* **GOAL**
In the entries that follow, how many lines hold the string "white"? Give only that number.

[Extracted data entries]
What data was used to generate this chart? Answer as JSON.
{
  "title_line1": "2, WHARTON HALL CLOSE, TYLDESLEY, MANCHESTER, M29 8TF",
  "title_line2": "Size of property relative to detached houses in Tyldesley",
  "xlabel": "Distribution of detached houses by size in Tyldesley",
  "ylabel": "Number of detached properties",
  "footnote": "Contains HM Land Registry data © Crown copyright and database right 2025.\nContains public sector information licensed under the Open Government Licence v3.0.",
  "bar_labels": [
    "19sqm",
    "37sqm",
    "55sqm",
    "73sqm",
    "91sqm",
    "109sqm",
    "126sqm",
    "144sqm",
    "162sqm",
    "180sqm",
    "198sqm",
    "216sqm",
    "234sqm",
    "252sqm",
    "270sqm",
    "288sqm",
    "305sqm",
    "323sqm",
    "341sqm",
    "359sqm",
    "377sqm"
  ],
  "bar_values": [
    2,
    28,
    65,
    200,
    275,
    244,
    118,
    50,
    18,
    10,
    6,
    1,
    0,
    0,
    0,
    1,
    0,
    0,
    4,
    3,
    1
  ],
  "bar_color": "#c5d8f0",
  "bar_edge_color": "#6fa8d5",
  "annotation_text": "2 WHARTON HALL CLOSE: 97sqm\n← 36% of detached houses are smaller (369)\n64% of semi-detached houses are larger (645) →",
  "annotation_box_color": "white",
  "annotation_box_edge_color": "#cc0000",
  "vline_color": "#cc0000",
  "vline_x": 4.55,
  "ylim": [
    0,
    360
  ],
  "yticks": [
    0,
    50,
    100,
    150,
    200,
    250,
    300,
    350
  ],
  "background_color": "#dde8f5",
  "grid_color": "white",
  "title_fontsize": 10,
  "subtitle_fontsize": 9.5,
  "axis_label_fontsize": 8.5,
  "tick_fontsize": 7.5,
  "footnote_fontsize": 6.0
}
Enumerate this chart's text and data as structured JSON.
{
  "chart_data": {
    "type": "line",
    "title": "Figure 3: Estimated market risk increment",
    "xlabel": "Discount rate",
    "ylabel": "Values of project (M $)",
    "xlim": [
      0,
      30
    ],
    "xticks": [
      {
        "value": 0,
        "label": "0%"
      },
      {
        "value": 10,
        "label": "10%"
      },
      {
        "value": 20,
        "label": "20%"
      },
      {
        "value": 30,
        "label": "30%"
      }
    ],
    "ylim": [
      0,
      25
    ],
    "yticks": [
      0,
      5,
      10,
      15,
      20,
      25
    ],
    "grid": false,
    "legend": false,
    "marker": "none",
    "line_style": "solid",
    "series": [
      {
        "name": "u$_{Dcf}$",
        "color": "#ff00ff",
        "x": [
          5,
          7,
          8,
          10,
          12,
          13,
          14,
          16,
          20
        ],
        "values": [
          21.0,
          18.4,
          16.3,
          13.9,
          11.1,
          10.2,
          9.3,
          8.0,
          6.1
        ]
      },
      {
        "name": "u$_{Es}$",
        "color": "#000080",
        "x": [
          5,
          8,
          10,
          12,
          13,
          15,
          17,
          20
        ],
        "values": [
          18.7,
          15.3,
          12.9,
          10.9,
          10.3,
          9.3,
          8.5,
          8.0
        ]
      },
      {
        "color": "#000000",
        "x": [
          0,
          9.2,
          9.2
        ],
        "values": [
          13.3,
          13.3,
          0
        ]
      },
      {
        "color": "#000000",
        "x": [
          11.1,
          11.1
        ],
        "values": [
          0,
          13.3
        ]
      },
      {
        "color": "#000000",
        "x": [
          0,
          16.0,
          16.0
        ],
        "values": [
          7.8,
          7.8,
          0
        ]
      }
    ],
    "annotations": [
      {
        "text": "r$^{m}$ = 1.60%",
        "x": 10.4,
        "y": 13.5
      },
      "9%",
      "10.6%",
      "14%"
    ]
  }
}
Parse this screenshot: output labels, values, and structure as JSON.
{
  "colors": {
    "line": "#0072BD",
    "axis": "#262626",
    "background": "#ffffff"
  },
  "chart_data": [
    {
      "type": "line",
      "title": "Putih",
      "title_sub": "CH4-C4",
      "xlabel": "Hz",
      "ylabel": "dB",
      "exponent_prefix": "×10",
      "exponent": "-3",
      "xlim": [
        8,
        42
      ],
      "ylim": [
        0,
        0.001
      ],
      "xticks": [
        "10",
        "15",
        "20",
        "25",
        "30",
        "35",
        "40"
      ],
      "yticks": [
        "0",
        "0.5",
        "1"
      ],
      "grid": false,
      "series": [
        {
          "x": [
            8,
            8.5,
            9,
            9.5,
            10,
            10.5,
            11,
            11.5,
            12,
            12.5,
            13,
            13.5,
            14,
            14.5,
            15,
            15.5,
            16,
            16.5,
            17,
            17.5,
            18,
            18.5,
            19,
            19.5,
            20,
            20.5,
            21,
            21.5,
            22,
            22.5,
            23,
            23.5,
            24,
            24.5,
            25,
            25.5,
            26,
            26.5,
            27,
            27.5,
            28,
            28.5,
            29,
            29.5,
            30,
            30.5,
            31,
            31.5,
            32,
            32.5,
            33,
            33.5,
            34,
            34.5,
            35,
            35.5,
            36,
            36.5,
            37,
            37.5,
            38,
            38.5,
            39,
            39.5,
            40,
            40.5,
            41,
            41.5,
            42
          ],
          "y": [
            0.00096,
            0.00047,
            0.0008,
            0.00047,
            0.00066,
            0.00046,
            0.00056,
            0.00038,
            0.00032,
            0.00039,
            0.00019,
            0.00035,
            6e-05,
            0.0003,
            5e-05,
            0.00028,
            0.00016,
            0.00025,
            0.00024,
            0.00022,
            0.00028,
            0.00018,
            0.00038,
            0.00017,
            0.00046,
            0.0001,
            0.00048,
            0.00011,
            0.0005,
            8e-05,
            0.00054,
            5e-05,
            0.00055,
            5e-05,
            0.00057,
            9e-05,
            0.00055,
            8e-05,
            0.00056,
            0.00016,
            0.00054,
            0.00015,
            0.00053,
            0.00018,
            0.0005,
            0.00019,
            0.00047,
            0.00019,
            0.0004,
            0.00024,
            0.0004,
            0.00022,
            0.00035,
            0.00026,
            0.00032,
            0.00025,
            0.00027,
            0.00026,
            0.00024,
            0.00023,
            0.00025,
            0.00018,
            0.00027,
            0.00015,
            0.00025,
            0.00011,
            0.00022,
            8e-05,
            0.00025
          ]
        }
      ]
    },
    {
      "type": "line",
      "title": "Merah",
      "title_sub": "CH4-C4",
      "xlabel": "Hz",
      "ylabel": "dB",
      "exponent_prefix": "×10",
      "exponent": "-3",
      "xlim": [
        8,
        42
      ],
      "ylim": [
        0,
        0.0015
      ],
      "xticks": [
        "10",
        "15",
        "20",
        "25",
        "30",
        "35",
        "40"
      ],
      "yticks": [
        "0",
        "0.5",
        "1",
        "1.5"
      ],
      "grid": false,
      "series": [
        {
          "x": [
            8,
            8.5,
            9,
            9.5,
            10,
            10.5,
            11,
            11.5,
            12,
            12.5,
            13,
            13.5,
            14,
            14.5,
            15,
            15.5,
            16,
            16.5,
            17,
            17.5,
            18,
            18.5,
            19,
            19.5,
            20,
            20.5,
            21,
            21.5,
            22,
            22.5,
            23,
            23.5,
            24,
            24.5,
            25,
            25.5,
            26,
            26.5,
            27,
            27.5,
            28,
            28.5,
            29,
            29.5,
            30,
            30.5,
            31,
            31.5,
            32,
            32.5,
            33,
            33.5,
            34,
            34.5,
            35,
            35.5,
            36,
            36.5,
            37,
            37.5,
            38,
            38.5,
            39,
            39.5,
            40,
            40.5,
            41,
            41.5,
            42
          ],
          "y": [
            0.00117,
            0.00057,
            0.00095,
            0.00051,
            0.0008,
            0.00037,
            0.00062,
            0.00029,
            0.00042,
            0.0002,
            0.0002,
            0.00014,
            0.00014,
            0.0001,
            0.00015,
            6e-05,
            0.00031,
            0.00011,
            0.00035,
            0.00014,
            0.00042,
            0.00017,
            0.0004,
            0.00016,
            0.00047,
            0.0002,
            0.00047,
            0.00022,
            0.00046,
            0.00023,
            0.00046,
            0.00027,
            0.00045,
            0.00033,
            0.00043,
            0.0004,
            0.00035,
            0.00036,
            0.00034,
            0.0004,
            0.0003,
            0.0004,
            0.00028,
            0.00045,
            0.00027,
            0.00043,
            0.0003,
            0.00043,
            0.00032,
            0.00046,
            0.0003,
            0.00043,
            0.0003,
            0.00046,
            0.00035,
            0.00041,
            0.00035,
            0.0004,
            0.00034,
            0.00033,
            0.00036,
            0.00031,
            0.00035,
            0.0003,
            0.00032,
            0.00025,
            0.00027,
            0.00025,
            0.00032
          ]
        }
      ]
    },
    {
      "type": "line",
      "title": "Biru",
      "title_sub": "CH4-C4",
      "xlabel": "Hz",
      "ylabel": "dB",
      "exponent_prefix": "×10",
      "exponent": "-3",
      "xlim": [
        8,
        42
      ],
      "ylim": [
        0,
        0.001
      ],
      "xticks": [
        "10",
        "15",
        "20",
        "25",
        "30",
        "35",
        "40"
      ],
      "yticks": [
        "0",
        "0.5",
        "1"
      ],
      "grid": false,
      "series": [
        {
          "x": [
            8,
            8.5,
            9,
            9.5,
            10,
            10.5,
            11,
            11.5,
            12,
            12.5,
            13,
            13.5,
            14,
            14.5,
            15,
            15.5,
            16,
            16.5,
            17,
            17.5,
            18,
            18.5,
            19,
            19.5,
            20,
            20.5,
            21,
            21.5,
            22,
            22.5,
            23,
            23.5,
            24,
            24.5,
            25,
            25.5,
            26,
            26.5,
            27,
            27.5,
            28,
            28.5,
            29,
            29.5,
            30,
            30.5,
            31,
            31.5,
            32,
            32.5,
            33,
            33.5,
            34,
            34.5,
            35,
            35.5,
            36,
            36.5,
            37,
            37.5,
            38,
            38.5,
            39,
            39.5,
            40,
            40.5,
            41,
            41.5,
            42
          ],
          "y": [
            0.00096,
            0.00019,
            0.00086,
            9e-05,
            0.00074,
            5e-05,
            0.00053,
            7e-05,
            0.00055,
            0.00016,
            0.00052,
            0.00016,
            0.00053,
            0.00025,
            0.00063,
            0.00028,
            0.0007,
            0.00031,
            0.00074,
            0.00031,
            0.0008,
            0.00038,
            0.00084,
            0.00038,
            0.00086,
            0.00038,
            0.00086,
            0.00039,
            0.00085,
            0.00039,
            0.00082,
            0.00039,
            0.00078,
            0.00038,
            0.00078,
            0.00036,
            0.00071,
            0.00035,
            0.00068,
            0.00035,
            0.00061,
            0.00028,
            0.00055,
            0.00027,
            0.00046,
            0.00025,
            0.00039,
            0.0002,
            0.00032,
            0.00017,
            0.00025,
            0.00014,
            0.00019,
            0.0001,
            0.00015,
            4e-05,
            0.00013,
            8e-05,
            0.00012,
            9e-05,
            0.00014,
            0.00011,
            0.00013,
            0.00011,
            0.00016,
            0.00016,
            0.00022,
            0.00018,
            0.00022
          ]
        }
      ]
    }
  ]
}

* **OUTPUT BELOW**
2